╭──
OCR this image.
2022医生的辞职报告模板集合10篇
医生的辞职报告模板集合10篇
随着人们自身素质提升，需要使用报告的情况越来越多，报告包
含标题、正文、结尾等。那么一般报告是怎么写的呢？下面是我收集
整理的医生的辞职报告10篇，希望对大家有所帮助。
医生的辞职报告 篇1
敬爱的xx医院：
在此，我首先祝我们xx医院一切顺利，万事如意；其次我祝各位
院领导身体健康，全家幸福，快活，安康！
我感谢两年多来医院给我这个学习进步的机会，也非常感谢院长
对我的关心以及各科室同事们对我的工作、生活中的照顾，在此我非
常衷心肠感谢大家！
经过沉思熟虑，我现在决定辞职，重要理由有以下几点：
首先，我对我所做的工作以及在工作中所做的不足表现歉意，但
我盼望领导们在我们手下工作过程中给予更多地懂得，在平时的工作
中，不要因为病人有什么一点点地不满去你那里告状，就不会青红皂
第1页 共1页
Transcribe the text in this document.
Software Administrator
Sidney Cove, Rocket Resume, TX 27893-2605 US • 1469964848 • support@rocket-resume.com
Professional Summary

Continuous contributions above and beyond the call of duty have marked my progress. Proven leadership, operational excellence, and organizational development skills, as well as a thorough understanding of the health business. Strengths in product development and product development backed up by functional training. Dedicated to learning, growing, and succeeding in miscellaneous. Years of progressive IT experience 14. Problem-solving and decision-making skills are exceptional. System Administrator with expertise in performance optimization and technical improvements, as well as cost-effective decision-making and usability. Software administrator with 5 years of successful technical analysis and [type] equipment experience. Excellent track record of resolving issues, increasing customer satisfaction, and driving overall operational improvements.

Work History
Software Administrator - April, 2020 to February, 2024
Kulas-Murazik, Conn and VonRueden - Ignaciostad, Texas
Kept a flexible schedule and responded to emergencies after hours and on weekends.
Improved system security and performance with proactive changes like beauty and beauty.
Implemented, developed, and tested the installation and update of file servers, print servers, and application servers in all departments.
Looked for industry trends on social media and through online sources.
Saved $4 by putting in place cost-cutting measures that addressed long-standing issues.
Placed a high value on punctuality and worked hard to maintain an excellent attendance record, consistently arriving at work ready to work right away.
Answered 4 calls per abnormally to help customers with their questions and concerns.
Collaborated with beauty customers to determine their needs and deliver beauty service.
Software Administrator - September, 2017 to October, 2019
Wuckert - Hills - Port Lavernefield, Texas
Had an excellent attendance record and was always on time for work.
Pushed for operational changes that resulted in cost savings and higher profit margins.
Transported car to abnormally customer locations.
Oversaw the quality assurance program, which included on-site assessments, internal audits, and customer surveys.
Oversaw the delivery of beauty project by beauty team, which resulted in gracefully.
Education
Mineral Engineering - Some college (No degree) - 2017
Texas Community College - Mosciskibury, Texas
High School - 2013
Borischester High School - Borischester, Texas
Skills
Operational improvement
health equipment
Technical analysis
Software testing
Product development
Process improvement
╰──
Select the lines from the entries that include the word "customers".

Answered 4 calls per abnormally to help customers with their questions and concerns.
Collaborated with beauty customers to determine their needs and deliver beauty service.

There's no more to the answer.